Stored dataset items
•••••

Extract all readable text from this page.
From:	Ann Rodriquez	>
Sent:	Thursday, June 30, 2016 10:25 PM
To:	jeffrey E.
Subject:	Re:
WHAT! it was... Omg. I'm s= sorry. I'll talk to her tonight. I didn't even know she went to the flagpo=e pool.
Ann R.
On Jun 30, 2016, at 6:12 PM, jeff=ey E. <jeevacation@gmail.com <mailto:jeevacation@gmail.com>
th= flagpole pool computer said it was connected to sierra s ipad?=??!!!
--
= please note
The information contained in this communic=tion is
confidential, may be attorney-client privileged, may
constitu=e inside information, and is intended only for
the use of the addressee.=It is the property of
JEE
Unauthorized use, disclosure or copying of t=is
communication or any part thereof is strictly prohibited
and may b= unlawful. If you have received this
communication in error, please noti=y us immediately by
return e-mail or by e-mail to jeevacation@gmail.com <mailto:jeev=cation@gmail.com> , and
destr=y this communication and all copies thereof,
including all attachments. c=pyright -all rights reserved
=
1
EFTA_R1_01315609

•••••

» **Stated exercise**
Identify each line in the records above containing the word "pool"; copy those lines.

» **Complete response**
WHAT! it was... Omg. I'm s= sorry. I'll talk to her tonight. I didn't even know she went to the flagpo=e pool.
th= flagpole pool computer said it was connected to sierra s ipad?=??!!!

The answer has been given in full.